[Dataset listings of figures]
******

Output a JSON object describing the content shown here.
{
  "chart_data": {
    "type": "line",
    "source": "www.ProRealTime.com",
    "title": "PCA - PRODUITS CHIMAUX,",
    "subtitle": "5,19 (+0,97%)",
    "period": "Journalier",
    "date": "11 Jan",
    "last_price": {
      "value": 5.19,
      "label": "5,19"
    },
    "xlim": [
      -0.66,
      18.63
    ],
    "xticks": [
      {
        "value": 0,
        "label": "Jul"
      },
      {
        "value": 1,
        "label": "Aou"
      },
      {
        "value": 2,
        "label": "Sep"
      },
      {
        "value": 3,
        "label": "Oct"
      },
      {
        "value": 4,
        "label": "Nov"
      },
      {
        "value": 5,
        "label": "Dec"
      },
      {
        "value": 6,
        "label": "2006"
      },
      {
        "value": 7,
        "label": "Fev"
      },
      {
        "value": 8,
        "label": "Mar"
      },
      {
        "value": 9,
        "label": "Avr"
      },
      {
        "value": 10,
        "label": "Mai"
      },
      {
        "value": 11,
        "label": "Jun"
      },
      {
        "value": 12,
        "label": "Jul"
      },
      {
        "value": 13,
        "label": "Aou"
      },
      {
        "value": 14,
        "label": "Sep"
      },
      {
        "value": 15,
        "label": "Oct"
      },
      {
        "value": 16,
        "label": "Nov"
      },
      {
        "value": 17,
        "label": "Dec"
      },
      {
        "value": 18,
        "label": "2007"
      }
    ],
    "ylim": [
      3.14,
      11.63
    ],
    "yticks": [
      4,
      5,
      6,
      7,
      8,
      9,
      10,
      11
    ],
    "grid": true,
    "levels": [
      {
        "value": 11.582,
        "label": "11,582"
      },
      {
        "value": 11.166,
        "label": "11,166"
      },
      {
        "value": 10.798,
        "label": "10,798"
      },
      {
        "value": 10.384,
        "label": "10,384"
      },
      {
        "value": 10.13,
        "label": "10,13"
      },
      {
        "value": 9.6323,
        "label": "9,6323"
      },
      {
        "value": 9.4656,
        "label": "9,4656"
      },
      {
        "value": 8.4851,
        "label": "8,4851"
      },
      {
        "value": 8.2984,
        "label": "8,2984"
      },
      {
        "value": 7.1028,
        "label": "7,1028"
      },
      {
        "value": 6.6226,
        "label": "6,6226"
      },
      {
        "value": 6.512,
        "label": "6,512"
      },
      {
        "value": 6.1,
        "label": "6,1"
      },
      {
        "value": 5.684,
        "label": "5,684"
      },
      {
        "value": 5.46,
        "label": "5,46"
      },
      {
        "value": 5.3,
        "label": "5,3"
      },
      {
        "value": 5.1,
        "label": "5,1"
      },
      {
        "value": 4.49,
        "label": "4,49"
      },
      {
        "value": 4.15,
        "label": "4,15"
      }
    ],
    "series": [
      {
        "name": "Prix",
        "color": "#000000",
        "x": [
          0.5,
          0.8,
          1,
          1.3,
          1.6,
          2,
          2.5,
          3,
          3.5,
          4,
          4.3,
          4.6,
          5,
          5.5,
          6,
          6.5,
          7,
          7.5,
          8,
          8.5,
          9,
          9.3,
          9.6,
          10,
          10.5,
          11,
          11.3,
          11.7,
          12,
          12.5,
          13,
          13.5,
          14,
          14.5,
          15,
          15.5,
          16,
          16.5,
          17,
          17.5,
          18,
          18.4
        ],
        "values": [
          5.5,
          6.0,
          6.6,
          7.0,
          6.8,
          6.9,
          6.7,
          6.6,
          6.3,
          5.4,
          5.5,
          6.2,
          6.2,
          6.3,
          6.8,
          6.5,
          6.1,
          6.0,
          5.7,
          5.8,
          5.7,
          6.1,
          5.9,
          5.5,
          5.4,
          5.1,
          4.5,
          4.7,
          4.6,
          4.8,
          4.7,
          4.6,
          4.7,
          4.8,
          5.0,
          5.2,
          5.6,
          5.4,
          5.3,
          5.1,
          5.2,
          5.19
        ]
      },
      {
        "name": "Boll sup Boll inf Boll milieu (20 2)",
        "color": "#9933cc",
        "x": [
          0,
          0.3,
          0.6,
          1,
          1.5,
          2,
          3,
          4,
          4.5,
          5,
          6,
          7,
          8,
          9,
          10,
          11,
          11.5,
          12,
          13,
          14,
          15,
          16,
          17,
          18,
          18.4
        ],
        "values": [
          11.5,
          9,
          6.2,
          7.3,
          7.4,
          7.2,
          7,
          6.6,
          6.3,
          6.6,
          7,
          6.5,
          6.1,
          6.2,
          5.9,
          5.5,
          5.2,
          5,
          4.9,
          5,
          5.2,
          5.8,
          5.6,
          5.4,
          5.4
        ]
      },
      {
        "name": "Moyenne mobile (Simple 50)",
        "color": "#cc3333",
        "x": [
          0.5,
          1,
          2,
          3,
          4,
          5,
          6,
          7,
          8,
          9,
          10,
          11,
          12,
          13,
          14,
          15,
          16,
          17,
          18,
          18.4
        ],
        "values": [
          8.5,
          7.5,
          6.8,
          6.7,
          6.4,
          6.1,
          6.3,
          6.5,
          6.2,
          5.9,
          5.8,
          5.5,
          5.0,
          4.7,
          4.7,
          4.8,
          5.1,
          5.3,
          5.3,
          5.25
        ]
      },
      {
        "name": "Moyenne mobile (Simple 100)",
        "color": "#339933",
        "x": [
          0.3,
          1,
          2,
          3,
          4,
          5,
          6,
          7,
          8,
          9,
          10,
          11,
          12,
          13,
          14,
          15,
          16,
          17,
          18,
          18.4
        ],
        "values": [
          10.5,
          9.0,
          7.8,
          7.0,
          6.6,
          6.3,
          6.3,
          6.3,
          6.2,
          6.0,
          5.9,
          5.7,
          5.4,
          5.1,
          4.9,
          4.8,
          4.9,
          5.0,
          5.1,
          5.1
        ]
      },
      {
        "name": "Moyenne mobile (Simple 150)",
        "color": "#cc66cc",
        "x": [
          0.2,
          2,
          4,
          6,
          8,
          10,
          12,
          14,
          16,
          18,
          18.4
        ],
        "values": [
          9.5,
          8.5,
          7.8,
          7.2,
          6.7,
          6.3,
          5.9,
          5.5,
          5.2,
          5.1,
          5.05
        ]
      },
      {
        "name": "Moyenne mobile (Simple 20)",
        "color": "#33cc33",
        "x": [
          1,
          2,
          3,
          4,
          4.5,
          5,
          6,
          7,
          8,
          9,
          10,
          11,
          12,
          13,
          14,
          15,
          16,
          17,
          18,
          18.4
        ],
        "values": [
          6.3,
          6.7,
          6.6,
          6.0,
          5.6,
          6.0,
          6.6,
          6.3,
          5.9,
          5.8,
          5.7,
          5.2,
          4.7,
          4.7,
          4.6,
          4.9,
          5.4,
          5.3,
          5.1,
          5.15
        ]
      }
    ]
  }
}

******

#### What you have to do
Check each line of the records for the word "name" and extract those that contain it.

#### The response
        "name": "Prix",
        "name": "Boll sup Boll inf Boll milieu (20 2)",
        "name": "Moyenne mobile (Simple 50)",
        "name": "Moyenne mobile (Simple 100)",
        "name": "Moyenne mobile (Simple 150)",
        "name": "Moyenne mobile (Simple 20)",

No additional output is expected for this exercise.